Fragment:
• • • • •
Tijdbeeld

Tijdlijn

Tijdlijn afbeelding
Tijdlijn titel & intro

Boschwijk

In de 17e en 18e eeuw konden meer en meer welgestelde stedelingen in navolging van de adel zich een landgoed of buitenplaats in de omgeving van de stad veroorloven. Zo ontstond een buitenplaatscultuur, met comfortabele huizen in een aangename omgeving zodat de eigenaren in de zomer de drukke en stinkende stad konden ontvluchten. Lees verder...

Slideshow
4 afbeeldingen.
Tekst

In de voorgevel van het koetshuis is boven de ingangspartij een steen met de volgende tekst aangebracht:

DE.EERSTE.STEEN
GELEGD, DOOR
O R Feith
1839

Ontko Rhijnvis Feith was rentenier en eigenaar van Boschwijk en in tegenstelling tot zijn voorvaderen die er alleen in de zomer verbleven, bewoonde hij het huis het hele jaar door.[1]

Boschwijk
Van oorsprong bevond zich op deze plek een laat-middeleeuws agrarisch complex, inclusief een hofstede, vallend onder het buurtschap Zalné (Zwollerkerspel). Dit complex, goed Ten Busch genaamd, werd in 1716 aangekocht door hopman Egbert Ridder van Cornelis van Dongen tot den Oldengaerden. Een jaar later werd het door Egbert uitgebreid met het Alphersgoed, eveneens gelegen in Zalné.
• • • • •
Aangeleverde gegevens:
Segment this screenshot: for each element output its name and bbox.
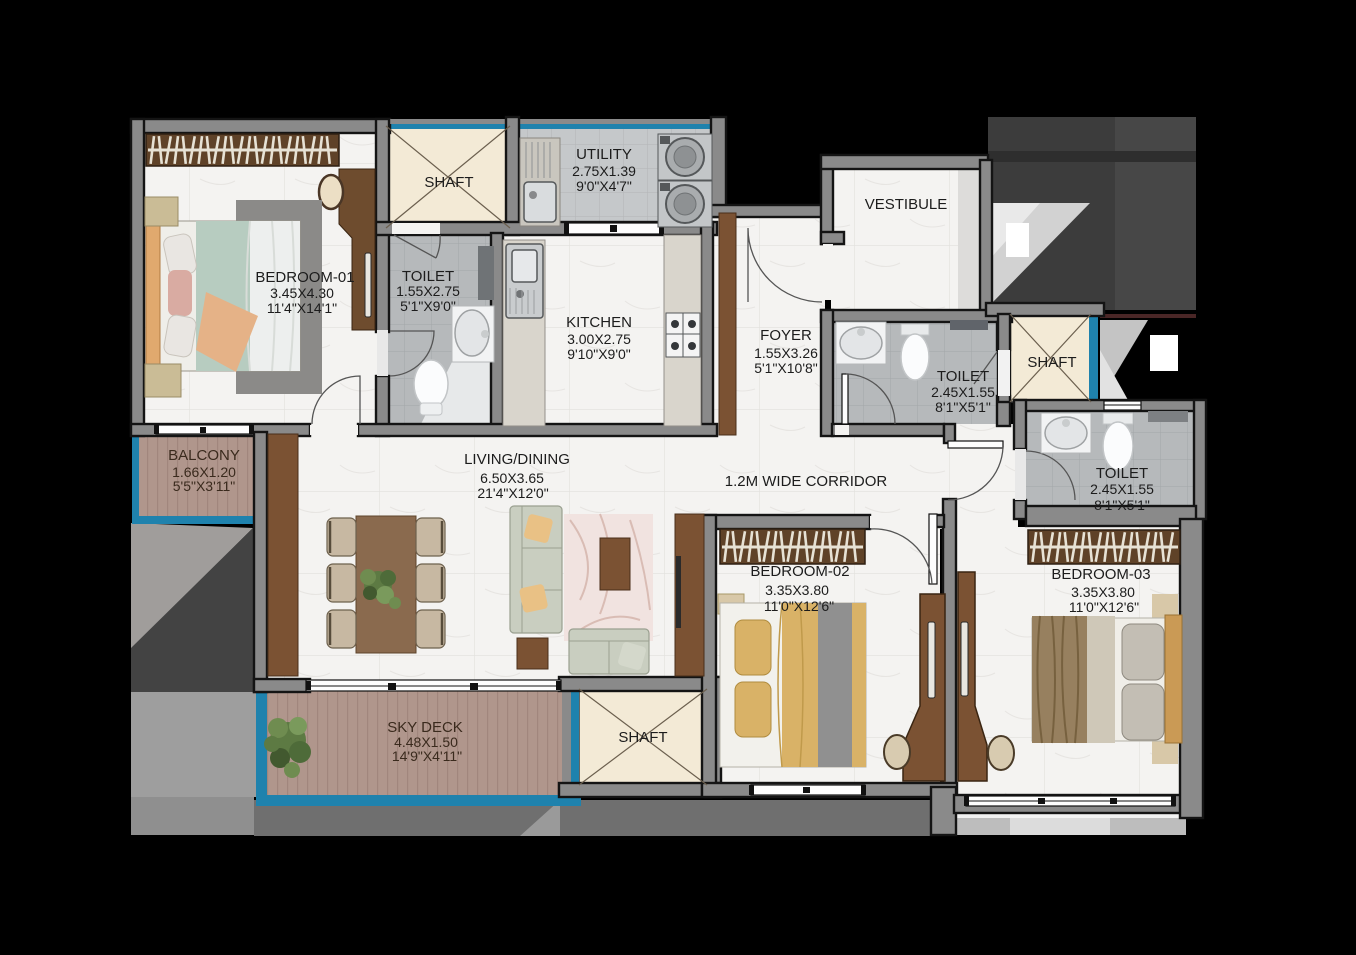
• • • • •
Wat te doen:
A: Neem het stuk uit het fragment over Boschwijk van "Tijdlijn afbeelding" tot en met "ontvluchten. Lees verder..." opnieuw op en hernoem daarin "Boschwijk" tot "Boswijk".
B: Schrijf de tekst over Boschwijk verder vanaf de laatste zin.
De lijst speelt hier geen enkele rol.

Gegeven antwoorden:
A:
Tijdlijn afbeelding
Tijdlijn titel & intro

Boswijk

In de 17e en 18e eeuw konden meer en meer welgestelde stedelingen in navolging van de adel zich een landgoed of buitenplaats in de omgeving van de stad veroorloven. Zo ontstond een buitenplaatscultuur, met comfortabele huizen in een aangename omgeving zodat de eigenaren in de zomer de drukke en stinkende stad konden ontvluchten. Lees verder...

B:
De goederen werden jaren later verdeeld onder de broers Berend Hendrik en Egbert Spaar. De eerstegenoemde kreeg het Alphersgoed en de tweede ontving Boschwijk.

In 1781 is er voor het eerst sprake van een echte buitenplaats wanneer bij de verdeling van de erfenis van Egbert Spaar aan Rhijnvis Feith "des overledens buitenplaats, genaamd Boswijk, met alles wat daar bij en aangelegen en door de overledene in de boerschap Salne bezeten is geweest” werd nagelaten. Het had een waarde van ƒ 53.484,00. De huurwaarde van het huis en de opbrengsten van de pachten en het hout bedroegen toen ruim ƒ 1.800,00 jaarlijks.

Rhijnvis Feith
De beroemde Zwolse dichter Rhijnvis Feith trouwde in 1772 met Ockje Groeneveld, samen kregen zij negen kinderen. Om zijn grote gezin te huisvesten, moest er nog wel wat gebeuren aan het eenvoudige huis. Hij liet het zo vergroten, dat er voldoende ruimte was voor de gehele familie. Na die periode van verbouwing door Feith, kon men spreken van een echte buitenplaats. De familie Feith woonde ’s-zomers op Boschwijk en verbleef ’s-winters in hun huis in de Bloemendalstraat.

Door een overstroming in het jaar 1809 liept Boschwijk zware schade op. Naar aanleiding van een dijkdoorbraak, schreef Rhijnvis Feith op 6 mei 1809, dat de gehele buurt onder water was komen te staan. "zoo dat zelfs het water over de vier voeten in mijn huis stond, en ik nu druk bezig ben, met alles te repareren, zoo ver zich dit doen laat, waartoe ik zeker met geen duizend daalders toekom".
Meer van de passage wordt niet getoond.